>>>>

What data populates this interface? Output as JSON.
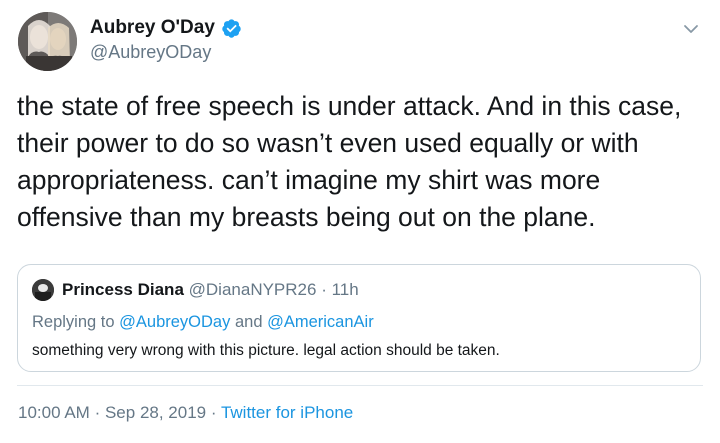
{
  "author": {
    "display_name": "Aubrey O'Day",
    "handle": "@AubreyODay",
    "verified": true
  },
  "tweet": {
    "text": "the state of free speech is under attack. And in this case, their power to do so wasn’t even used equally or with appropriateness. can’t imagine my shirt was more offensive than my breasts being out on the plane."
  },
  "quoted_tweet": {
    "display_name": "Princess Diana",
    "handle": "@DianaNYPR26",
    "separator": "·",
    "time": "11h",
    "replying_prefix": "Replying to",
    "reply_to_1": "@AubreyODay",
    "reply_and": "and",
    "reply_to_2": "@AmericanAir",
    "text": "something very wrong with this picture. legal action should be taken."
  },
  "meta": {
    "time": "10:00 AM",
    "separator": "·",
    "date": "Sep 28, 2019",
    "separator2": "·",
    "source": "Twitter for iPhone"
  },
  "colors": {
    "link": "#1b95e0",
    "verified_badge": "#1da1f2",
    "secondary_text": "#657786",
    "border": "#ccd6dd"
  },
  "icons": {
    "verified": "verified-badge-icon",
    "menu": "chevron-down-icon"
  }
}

<<<<

- **PROBLEM TO SOLVE**
List all lines from the entries that include the word "with".

- **PROBLEM SOLUTION**
    "text": "the state of free speech is under attack. And in this case, their power to do so wasn’t even used equally or with appropriateness. can’t imagine my shirt was more offensive than my breasts being out on the plane."
    "text": "something very wrong with this picture. legal action should be taken."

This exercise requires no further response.